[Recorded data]
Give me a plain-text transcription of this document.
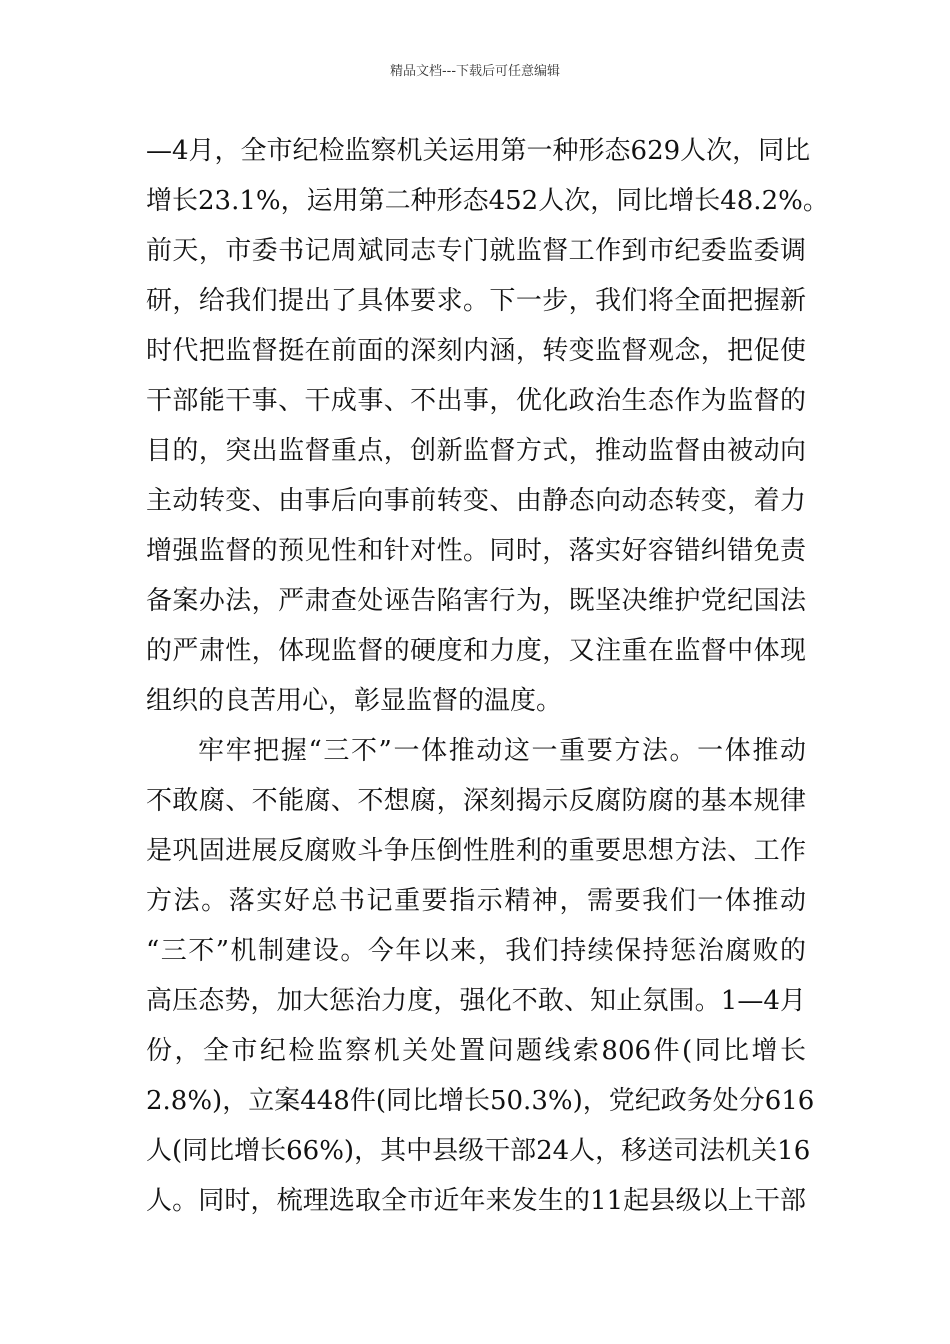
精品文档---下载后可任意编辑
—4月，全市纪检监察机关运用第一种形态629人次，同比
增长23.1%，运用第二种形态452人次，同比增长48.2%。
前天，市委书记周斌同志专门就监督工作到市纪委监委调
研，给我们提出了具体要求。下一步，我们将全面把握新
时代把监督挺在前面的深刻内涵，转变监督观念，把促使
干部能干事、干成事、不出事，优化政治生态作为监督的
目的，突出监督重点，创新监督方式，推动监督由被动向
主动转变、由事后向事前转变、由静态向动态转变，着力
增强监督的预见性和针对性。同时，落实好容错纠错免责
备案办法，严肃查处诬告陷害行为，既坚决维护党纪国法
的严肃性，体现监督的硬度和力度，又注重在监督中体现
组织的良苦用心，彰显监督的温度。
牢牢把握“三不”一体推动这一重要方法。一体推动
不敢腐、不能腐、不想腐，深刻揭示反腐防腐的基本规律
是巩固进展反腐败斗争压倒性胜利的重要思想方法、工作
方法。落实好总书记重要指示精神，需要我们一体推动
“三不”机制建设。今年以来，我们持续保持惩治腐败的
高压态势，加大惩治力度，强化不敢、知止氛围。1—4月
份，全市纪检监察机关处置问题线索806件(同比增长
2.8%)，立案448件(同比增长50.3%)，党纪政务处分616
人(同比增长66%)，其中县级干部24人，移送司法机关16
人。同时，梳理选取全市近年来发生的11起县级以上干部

...

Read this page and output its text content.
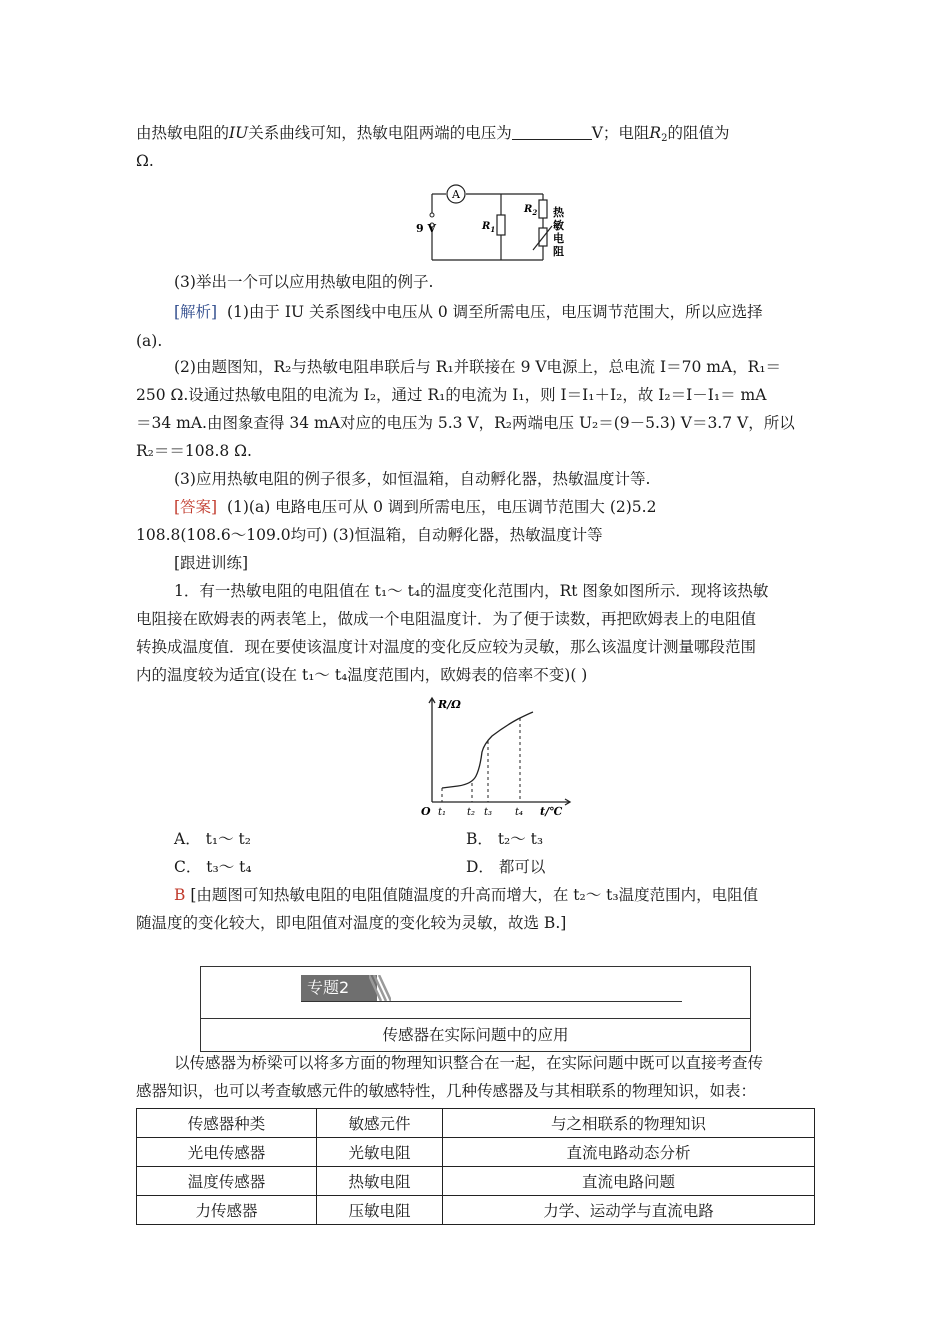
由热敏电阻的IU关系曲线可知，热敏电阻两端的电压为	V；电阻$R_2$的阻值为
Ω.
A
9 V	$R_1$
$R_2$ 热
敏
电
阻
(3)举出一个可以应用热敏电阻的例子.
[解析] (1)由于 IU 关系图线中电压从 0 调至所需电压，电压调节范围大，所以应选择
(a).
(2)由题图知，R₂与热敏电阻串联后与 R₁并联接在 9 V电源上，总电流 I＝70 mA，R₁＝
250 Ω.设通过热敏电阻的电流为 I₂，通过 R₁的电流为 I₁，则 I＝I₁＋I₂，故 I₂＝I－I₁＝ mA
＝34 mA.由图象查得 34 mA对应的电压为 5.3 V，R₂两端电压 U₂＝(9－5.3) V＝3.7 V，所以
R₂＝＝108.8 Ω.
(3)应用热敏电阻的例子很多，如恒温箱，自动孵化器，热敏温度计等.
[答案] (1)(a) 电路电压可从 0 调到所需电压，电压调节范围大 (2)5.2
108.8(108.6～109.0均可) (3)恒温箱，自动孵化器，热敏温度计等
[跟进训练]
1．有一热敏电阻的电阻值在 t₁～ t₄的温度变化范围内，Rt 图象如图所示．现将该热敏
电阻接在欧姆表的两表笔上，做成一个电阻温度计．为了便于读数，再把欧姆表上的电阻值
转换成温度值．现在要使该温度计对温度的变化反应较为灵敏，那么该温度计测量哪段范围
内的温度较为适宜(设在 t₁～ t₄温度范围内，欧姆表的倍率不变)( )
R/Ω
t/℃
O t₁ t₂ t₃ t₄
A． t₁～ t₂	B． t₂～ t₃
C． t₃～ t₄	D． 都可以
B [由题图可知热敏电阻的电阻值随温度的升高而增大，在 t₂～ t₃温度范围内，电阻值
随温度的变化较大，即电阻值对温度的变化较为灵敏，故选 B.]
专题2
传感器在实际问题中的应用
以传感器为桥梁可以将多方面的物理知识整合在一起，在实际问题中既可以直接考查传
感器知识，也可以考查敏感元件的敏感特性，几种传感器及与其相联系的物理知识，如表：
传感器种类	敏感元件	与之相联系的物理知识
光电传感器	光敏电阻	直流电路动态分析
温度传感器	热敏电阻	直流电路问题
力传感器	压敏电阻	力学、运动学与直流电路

What you have to do:
Using the material above, gather every line that includes "热敏温度计等".

Response:
(3)应用热敏电阻的例子很多，如恒温箱，自动孵化器，热敏温度计等.
108.8(108.6～109.0均可) (3)恒温箱，自动孵化器，热敏温度计等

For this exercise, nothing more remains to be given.